_Instruction_
Restate the whole of the material. Keep every word, and drop the pictures.

_Data for this exercise_
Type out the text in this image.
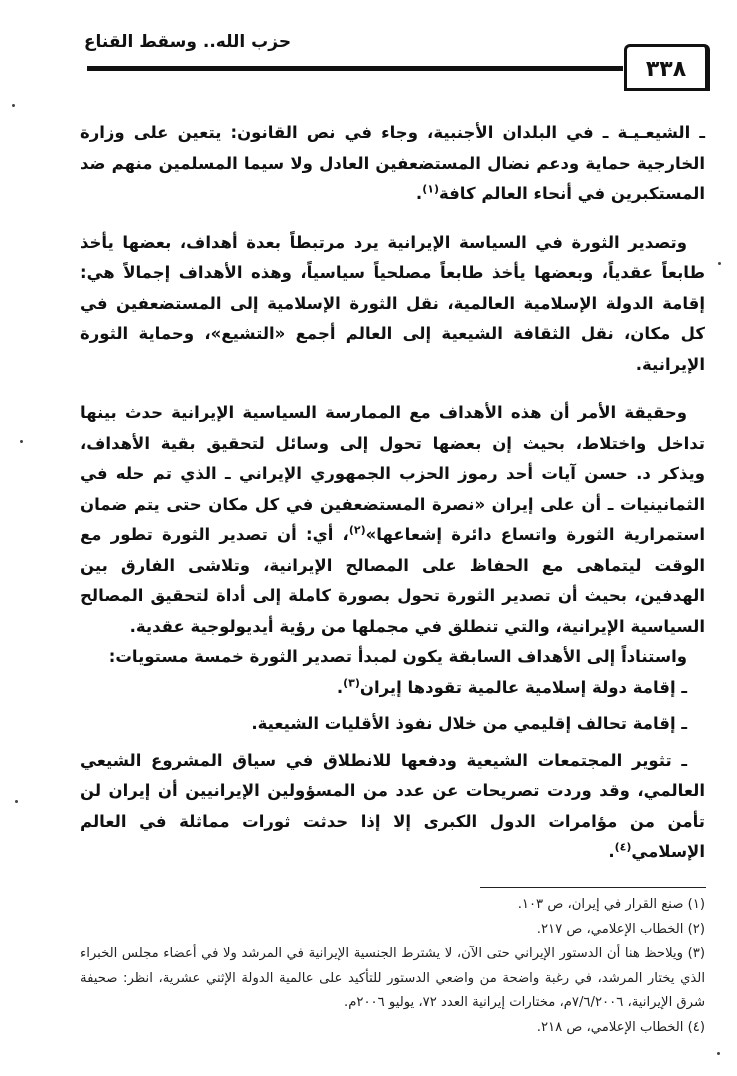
حزب الله.. وسقط القناع
٣٣٨

ـ الشيعـيـة ـ في البلدان الأجنبية، وجاء في نص القانون: يتعين على وزارة الخارجية حماية ودعم نضال المستضعفين العادل ولا سيما المسلمين منهم ضد المستكبرين في أنحاء العالم كافة$^{(١)}$.

وتصدير الثورة في السياسة الإيرانية يرد مرتبطاً بعدة أهداف، بعضها يأخذ طابعاً عقدياً، وبعضها يأخذ طابعاً مصلحياً سياسياً، وهذه الأهداف إجمالاً هي: إقامة الدولة الإسلامية العالمية، نقل الثورة الإسلامية إلى المستضعفين في كل مكان، نقل الثقافة الشيعية إلى العالم أجمع «التشيع»، وحماية الثورة الإيرانية.

وحقيقة الأمر أن هذه الأهداف مع الممارسة السياسية الإيرانية حدث بينها تداخل واختلاط، بحيث إن بعضها تحول إلى وسائل لتحقيق بقية الأهداف، ويذكر د. حسن آيات أحد رموز الحزب الجمهوري الإيراني ـ الذي تم حله في الثمانينيات ـ أن على إيران «نصرة المستضعفين في كل مكان حتى يتم ضمان استمرارية الثورة واتساع دائرة إشعاعها»$^{(٢)}$، أي: أن تصدير الثورة تطور مع الوقت ليتماهى مع الحفاظ على المصالح الإيرانية، وتلاشى الفارق بين الهدفين، بحيث أن تصدير الثورة تحول بصورة كاملة إلى أداة لتحقيق المصالح السياسية الإيرانية، والتي تنطلق في مجملها من رؤية أيديولوجية عقدية.

واستناداً إلى الأهداف السابقة يكون لمبدأ تصدير الثورة خمسة مستويات:

ـ إقامة دولة إسلامية عالمية تقودها إيران$^{(٣)}$.

ـ إقامة تحالف إقليمي من خلال نفوذ الأقليات الشيعية.

ـ تثوير المجتمعات الشيعية ودفعها للانطلاق في سياق المشروع الشيعي العالمي، وقد وردت تصريحات عن عدد من المسؤولين الإيرانيين أن إيران لن تأمن من مؤامرات الدول الكبرى إلا إذا حدثت ثورات مماثلة في العالم الإسلامي$^{(٤)}$.

(١) صنع القرار في إيران، ص ١٠٣.

(٢) الخطاب الإعلامي، ص ٢١٧.

(٣) ويلاحظ هنا أن الدستور الإيراني حتى الآن، لا يشترط الجنسية الإيرانية في المرشد ولا في أعضاء مجلس الخبراء الذي يختار المرشد، في رغبة واضحة من واضعي الدستور للتأكيد على عالمية الدولة الإثني عشرية، انظر: صحيفة شرق الإيرانية، ٧/٦/٢٠٠٦م، مختارات إيرانية العدد ٧٢، يوليو ٢٠٠٦م.

(٤) الخطاب الإعلامي، ص ٢١٨.
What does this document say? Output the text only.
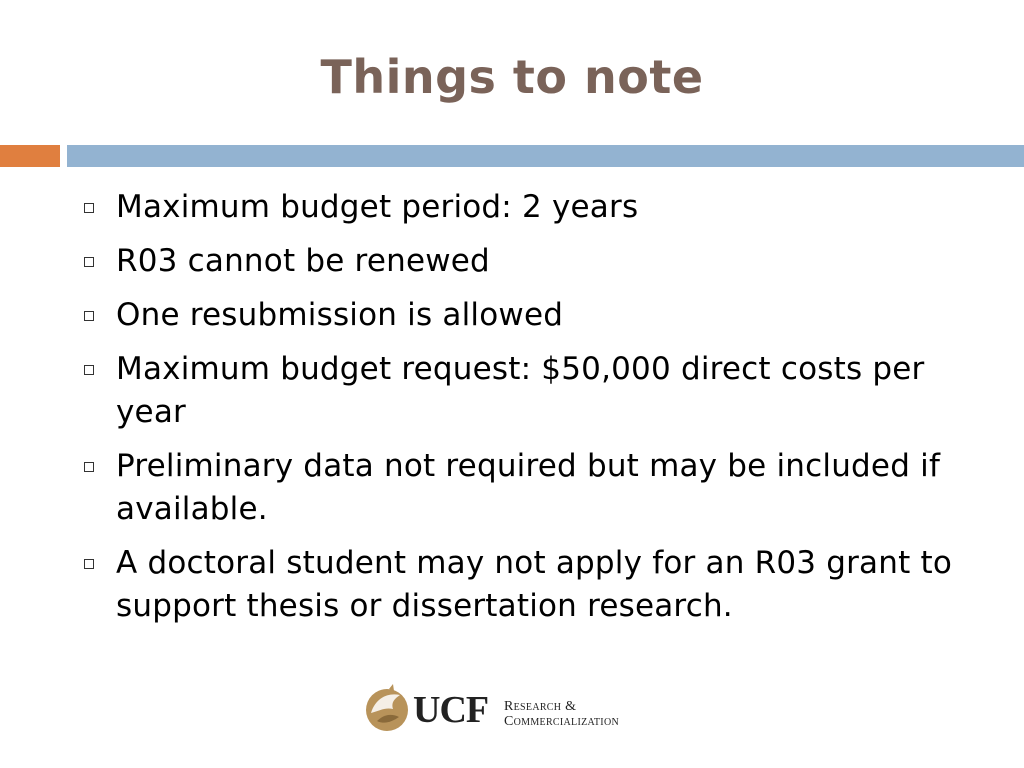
Things to note
Maximum budget period: 2 years
R03 cannot be renewed
One resubmission is allowed
Maximum budget request: $50,000 direct costs per year
Preliminary data not required but may be included if available.
A doctoral student may not apply for an R03 grant to support thesis or dissertation research.
UCF Research &
Commercialization
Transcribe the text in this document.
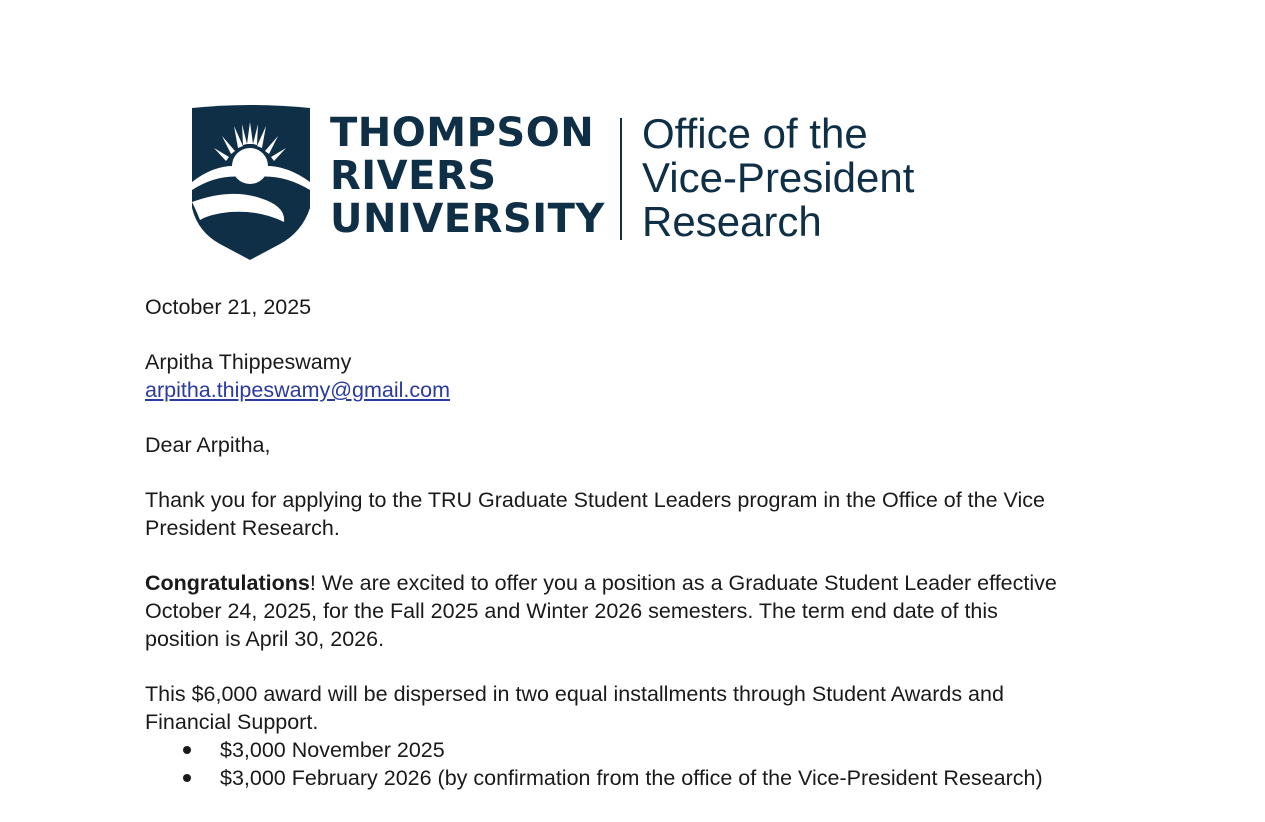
THOMPSON
RIVERS
UNIVERSITY
Office of the
Vice-President
Research

October 21, 2025

Arpitha Thippeswamy

arpitha.thipeswamy@gmail.com

Dear Arpitha,

Thank you for applying to the TRU Graduate Student Leaders program in the Office of the Vice

President Research.

Congratulations! We are excited to offer you a position as a Graduate Student Leader effective

October 24, 2025, for the Fall 2025 and Winter 2026 semesters. The term end date of this

position is April 30, 2026.

This $6,000 award will be dispersed in two equal installments through Student Awards and

Financial Support.

$3,000 November 2025
$3,000 February 2026 (by confirmation from the office of the Vice-President Research)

_Task response_
Type out the text in this image.
حزب الله.. وسقط القناع
٣٣٨

ـ الشيعـيـة ـ في البلدان الأجنبية، وجاء في نص القانون: يتعين على وزارة الخارجية حماية ودعم نضال المستضعفين العادل ولا سيما المسلمين منهم ضد المستكبرين في أنحاء العالم كافة$^{(١)}$.

وتصدير الثورة في السياسة الإيرانية يرد مرتبطاً بعدة أهداف، بعضها يأخذ طابعاً عقدياً، وبعضها يأخذ طابعاً مصلحياً سياسياً، وهذه الأهداف إجمالاً هي: إقامة الدولة الإسلامية العالمية، نقل الثورة الإسلامية إلى المستضعفين في كل مكان، نقل الثقافة الشيعية إلى العالم أجمع «التشيع»، وحماية الثورة الإيرانية.

وحقيقة الأمر أن هذه الأهداف مع الممارسة السياسية الإيرانية حدث بينها تداخل واختلاط، بحيث إن بعضها تحول إلى وسائل لتحقيق بقية الأهداف، ويذكر د. حسن آيات أحد رموز الحزب الجمهوري الإيراني ـ الذي تم حله في الثمانينيات ـ أن على إيران «نصرة المستضعفين في كل مكان حتى يتم ضمان استمرارية الثورة واتساع دائرة إشعاعها»$^{(٢)}$، أي: أن تصدير الثورة تطور مع الوقت ليتماهى مع الحفاظ على المصالح الإيرانية، وتلاشى الفارق بين الهدفين، بحيث أن تصدير الثورة تحول بصورة كاملة إلى أداة لتحقيق المصالح السياسية الإيرانية، والتي تنطلق في مجملها من رؤية أيديولوجية عقدية.

واستناداً إلى الأهداف السابقة يكون لمبدأ تصدير الثورة خمسة مستويات:

ـ إقامة دولة إسلامية عالمية تقودها إيران$^{(٣)}$.

ـ إقامة تحالف إقليمي من خلال نفوذ الأقليات الشيعية.

ـ تثوير المجتمعات الشيعية ودفعها للانطلاق في سياق المشروع الشيعي العالمي، وقد وردت تصريحات عن عدد من المسؤولين الإيرانيين أن إيران لن تأمن من مؤامرات الدول الكبرى إلا إذا حدثت ثورات مماثلة في العالم الإسلامي$^{(٤)}$.

(١) صنع القرار في إيران، ص ١٠٣.

(٢) الخطاب الإعلامي، ص ٢١٧.

(٣) ويلاحظ هنا أن الدستور الإيراني حتى الآن، لا يشترط الجنسية الإيرانية في المرشد ولا في أعضاء مجلس الخبراء الذي يختار المرشد، في رغبة واضحة من واضعي الدستور للتأكيد على عالمية الدولة الإثني عشرية، انظر: صحيفة شرق الإيرانية، ٧/٦/٢٠٠٦م، مختارات إيرانية العدد ٧٢، يوليو ٢٠٠٦م.

(٤) الخطاب الإعلامي، ص ٢١٨.
What does this document say? Output the text only.
Things to note
Maximum budget period: 2 years
R03 cannot be renewed
One resubmission is allowed
Maximum budget request: $50,000 direct costs per year
Preliminary data not required but may be included if available.
A doctoral student may not apply for an R03 grant to support thesis or dissertation research.
UCF Research &
Commercialization
Transcribe the text in this document.
THOMPSON
RIVERS
UNIVERSITY
Office of the
Vice-President
Research

October 21, 2025

Arpitha Thippeswamy

arpitha.thipeswamy@gmail.com

Dear Arpitha,

Thank you for applying to the TRU Graduate Student Leaders program in the Office of the Vice

President Research.

Congratulations! We are excited to offer you a position as a Graduate Student Leader effective

October 24, 2025, for the Fall 2025 and Winter 2026 semesters. The term end date of this

position is April 30, 2026.

This $6,000 award will be dispersed in two equal installments through Student Awards and

Financial Support.

$3,000 November 2025
$3,000 February 2026 (by confirmation from the office of the Vice-President Research)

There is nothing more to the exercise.